Tally the lines of the listing that contain the word "much", then give the total and nothing else.

* * * * * * *

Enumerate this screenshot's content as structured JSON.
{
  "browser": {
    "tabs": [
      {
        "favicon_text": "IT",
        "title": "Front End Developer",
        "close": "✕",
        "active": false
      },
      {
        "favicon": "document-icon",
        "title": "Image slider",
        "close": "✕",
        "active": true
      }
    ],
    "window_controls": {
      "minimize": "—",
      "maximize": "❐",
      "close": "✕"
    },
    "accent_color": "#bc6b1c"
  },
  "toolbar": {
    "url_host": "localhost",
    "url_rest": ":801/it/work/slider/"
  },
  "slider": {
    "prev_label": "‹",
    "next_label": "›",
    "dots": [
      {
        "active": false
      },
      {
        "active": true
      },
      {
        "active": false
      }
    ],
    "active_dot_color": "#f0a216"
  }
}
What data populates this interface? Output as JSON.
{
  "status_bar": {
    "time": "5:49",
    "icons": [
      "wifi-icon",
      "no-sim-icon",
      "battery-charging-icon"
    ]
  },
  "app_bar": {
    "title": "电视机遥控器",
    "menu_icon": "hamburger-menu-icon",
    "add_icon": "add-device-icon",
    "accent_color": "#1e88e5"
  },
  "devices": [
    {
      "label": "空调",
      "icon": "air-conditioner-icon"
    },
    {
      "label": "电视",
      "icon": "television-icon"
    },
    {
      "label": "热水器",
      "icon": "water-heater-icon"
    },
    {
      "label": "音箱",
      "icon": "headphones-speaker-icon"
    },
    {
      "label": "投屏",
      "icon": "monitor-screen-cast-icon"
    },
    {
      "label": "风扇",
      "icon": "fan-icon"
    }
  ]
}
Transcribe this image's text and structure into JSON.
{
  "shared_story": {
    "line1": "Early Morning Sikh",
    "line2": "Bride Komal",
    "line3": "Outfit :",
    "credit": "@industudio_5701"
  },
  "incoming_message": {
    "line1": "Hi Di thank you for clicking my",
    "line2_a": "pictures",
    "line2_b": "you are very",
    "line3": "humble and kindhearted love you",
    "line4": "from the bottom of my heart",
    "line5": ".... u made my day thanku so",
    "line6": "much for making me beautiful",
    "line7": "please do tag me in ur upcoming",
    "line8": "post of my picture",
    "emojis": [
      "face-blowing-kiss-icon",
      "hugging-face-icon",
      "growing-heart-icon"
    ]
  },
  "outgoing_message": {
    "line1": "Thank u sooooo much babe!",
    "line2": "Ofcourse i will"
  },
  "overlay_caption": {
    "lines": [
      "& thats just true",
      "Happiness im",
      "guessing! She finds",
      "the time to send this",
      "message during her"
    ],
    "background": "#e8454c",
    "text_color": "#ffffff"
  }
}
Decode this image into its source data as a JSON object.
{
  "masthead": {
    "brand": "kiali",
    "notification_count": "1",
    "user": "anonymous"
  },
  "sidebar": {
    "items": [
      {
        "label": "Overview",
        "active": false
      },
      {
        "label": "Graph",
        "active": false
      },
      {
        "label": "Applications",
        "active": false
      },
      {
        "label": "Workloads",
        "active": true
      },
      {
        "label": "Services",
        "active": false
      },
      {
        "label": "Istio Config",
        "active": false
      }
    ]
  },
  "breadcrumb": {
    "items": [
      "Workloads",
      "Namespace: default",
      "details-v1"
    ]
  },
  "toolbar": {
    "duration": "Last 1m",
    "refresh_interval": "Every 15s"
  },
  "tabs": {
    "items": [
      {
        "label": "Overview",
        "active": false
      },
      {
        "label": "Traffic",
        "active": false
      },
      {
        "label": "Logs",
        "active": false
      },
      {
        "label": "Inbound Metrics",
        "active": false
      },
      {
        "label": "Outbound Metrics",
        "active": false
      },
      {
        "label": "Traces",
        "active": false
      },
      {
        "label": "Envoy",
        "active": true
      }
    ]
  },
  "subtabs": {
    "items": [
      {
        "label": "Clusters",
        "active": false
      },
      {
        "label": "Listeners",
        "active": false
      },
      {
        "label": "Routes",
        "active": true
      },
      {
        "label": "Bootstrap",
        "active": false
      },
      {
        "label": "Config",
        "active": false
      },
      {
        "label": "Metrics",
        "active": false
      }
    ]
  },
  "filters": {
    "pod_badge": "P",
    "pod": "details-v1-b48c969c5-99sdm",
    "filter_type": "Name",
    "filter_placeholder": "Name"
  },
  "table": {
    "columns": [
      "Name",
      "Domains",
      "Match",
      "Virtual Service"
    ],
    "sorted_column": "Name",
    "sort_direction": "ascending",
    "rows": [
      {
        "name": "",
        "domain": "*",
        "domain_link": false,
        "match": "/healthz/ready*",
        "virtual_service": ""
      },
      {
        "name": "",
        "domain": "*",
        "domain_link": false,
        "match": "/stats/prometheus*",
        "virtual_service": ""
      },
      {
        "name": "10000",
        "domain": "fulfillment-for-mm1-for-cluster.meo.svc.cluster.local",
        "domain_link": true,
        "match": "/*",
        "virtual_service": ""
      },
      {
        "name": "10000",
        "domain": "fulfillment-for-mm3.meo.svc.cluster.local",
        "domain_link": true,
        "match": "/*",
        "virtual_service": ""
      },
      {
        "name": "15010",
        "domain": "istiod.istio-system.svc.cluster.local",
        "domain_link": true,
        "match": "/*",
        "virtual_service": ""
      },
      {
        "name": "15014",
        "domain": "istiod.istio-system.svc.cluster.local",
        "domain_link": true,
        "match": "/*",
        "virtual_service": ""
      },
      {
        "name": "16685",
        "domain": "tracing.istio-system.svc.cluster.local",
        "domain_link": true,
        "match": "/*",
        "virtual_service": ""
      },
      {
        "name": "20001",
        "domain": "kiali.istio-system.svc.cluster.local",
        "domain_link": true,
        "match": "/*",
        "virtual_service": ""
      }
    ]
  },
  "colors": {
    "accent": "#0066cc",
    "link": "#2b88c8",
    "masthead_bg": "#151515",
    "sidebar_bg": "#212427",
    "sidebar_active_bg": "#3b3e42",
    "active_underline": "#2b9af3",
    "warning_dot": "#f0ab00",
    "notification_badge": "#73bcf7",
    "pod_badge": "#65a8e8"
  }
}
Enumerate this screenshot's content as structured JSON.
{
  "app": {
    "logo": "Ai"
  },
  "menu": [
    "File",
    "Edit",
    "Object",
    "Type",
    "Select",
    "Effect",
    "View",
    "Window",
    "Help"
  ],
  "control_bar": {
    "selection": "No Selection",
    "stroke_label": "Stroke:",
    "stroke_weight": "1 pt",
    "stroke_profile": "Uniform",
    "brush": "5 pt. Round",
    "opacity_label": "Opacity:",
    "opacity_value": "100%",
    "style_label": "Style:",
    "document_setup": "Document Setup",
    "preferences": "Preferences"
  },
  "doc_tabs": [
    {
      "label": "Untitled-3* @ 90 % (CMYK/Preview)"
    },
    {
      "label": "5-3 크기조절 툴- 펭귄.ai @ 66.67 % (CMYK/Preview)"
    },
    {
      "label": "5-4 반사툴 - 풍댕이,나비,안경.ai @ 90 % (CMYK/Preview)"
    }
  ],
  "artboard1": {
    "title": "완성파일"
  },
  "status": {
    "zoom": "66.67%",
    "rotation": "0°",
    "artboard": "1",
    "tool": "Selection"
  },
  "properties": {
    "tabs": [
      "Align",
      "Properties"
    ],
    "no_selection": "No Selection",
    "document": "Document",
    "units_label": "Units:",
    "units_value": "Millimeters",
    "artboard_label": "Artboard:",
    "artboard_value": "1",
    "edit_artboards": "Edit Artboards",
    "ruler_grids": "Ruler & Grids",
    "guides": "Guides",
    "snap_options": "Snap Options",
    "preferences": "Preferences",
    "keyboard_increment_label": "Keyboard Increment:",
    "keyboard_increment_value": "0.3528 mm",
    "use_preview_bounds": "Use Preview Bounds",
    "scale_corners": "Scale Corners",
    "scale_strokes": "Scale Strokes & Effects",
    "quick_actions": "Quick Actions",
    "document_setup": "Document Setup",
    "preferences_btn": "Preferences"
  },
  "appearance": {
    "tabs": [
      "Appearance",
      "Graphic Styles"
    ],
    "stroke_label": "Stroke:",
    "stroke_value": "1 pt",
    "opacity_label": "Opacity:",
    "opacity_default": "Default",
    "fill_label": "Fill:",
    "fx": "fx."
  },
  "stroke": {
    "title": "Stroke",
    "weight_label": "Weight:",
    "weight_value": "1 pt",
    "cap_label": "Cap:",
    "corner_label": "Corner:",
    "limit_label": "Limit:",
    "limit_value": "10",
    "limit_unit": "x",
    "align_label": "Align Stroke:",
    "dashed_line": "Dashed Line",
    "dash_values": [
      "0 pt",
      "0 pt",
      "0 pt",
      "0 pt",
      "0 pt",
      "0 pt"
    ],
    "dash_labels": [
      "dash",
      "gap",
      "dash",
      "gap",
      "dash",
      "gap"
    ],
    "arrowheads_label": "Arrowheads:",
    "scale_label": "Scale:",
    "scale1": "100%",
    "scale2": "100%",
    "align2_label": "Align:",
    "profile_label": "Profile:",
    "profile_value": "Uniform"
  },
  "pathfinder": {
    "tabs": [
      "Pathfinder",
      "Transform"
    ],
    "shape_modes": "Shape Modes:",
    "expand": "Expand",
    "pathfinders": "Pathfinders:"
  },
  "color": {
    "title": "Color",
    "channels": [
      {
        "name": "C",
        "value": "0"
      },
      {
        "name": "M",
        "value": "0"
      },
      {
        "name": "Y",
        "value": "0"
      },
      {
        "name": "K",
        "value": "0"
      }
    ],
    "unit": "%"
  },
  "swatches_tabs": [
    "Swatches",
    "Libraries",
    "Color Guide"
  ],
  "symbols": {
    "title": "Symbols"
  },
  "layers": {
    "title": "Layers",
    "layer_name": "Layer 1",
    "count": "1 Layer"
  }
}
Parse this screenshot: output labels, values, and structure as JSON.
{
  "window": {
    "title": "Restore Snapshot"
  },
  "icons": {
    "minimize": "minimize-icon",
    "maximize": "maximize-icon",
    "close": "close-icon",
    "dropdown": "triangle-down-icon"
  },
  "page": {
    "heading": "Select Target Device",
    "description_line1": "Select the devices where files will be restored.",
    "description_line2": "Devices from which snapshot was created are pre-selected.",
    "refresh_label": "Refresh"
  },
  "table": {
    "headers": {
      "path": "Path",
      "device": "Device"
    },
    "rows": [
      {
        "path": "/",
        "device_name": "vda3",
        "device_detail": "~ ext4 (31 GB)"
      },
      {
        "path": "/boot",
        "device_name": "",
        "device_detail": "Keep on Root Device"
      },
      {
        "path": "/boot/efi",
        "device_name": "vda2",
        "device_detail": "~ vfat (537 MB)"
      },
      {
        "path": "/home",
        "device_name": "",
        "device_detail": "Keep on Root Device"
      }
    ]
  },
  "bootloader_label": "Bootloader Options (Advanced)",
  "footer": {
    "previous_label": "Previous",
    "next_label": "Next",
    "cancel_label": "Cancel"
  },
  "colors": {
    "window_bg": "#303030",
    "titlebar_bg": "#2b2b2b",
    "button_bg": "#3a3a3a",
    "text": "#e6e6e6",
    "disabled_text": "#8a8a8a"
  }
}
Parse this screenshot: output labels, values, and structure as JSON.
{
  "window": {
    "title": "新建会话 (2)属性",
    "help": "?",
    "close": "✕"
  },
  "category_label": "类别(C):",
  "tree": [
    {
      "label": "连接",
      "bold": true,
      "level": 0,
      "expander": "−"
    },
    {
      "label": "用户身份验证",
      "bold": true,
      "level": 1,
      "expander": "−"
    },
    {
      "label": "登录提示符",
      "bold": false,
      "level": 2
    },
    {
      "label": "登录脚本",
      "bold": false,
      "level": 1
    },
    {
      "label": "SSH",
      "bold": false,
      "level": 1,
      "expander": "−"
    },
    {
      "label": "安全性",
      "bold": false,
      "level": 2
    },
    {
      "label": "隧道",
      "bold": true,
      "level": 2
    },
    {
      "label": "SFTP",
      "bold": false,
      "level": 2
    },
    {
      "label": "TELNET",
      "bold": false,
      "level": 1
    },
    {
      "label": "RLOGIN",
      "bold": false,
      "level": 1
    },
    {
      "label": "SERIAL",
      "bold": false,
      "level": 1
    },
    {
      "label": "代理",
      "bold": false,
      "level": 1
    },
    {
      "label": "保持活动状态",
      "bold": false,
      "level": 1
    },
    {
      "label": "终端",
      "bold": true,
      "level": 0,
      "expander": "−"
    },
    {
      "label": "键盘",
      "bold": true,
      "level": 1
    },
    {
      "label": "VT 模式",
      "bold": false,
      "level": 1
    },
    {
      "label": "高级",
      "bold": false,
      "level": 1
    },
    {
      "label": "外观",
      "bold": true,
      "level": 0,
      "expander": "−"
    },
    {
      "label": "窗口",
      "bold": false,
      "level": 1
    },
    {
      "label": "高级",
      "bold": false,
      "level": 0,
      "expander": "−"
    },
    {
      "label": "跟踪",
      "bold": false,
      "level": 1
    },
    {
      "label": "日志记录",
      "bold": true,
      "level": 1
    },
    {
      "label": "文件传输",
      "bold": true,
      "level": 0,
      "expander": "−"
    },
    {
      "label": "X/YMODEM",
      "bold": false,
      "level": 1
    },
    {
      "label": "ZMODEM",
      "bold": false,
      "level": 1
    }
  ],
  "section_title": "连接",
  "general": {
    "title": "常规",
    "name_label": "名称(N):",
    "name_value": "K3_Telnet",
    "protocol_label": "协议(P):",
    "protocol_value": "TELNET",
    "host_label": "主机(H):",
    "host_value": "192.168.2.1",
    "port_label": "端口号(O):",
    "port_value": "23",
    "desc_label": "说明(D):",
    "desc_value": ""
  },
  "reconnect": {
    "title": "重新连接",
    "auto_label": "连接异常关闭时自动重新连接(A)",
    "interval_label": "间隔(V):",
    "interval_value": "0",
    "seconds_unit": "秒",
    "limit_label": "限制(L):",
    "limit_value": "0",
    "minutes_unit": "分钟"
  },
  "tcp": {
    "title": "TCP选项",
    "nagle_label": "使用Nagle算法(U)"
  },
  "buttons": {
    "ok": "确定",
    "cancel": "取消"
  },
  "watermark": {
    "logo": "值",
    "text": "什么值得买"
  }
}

* * * * * * *

§ **Exercise answer**:
2